[Records]
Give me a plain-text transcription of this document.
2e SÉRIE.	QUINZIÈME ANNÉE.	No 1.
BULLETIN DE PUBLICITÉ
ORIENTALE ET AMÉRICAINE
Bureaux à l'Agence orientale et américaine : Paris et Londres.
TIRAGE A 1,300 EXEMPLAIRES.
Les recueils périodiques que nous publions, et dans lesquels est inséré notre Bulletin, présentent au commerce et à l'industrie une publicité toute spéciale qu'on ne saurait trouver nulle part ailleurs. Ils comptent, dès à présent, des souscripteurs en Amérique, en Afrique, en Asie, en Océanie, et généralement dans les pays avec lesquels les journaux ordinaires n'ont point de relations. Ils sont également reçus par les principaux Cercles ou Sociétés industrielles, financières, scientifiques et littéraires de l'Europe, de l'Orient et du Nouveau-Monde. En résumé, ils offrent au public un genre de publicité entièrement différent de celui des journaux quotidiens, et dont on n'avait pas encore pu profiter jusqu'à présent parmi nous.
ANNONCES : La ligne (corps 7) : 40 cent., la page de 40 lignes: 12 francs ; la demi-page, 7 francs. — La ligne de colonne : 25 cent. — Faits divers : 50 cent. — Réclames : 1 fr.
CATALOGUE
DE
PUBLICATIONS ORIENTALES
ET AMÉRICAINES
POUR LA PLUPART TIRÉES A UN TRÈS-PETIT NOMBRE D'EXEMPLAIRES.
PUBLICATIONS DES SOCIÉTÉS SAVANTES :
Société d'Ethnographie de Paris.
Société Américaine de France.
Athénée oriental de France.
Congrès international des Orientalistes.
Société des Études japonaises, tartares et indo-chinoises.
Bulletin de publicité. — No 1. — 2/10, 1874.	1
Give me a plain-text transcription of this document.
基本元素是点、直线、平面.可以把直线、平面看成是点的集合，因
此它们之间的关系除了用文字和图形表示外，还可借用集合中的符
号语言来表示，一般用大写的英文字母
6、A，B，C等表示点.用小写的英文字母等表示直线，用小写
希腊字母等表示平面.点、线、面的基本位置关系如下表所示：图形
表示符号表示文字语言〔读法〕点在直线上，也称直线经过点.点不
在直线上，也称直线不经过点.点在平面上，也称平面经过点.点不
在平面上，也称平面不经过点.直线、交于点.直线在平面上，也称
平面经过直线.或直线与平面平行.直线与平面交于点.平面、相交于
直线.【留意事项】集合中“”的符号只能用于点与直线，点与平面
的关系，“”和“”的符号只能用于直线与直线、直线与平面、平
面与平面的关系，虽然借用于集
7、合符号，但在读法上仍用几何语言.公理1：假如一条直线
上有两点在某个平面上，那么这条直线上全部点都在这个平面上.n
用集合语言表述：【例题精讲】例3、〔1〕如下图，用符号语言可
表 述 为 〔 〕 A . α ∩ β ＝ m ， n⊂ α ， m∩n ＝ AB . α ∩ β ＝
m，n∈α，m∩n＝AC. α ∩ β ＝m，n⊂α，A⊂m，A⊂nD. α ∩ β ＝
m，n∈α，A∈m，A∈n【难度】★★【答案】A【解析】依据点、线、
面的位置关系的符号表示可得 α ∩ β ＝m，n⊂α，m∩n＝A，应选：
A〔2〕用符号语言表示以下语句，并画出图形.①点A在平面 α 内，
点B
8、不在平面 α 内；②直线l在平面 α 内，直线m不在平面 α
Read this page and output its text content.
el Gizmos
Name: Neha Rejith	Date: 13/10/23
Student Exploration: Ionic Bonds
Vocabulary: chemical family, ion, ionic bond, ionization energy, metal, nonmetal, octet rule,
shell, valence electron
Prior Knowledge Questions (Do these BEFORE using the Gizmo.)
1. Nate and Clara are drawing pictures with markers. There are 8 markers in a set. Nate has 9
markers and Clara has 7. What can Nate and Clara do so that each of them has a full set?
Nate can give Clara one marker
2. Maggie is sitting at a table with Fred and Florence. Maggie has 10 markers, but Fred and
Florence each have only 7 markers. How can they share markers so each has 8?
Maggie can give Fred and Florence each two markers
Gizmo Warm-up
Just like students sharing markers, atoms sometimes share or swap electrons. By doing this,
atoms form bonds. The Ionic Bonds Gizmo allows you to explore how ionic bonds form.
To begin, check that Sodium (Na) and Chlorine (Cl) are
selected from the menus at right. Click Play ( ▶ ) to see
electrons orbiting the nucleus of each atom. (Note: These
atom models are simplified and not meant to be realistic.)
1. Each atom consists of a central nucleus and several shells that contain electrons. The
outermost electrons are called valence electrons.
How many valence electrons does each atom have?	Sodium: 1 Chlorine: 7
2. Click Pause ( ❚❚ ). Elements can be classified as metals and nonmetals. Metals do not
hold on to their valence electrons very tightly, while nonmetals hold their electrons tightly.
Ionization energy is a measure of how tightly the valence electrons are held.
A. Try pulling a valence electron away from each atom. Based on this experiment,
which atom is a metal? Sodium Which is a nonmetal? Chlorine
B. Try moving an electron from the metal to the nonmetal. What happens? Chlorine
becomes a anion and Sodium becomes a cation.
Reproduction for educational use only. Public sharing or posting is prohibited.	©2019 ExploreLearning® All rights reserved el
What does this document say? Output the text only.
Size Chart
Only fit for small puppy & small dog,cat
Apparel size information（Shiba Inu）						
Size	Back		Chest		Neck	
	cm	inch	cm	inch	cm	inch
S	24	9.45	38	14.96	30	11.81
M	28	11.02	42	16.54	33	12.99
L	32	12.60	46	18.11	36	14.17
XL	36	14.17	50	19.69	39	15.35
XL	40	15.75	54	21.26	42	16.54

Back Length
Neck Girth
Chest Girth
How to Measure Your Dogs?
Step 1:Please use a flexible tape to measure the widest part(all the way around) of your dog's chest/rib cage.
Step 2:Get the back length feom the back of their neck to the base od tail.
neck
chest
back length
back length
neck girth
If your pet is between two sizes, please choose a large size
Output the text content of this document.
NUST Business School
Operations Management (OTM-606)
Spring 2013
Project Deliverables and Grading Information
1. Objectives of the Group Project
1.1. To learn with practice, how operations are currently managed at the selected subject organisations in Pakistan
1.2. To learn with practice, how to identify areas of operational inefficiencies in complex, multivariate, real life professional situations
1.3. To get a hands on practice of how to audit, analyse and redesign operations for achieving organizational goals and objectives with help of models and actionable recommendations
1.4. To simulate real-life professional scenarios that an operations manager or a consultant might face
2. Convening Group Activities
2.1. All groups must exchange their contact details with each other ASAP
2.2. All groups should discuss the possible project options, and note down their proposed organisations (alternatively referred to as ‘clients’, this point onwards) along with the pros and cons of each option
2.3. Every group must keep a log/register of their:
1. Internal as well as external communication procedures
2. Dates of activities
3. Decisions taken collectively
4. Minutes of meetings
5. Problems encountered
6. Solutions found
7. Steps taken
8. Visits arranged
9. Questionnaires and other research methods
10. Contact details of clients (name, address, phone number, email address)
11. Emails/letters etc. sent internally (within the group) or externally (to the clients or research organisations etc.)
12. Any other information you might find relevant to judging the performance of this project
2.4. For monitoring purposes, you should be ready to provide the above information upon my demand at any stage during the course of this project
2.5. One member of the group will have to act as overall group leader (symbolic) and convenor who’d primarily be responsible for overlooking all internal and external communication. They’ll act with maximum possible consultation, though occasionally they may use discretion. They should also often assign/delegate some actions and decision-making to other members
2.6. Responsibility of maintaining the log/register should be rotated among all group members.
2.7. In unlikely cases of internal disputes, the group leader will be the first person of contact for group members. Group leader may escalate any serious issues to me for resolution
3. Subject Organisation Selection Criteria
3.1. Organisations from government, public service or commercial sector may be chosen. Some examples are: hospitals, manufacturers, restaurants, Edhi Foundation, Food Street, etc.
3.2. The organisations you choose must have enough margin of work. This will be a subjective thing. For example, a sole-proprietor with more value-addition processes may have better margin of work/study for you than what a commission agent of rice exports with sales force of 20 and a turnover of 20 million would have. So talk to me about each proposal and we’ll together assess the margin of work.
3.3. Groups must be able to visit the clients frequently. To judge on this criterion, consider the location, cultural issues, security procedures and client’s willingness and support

__WHAT THIS TASK INVOLVES__.
List all lines from the entries that include the word "PUBLICATIONS".

__OUTPUT OF THE EXERCISE__.
PUBLICATIONS ORIENTALES
PUBLICATIONS DES SOCIÉTÉS SAVANTES :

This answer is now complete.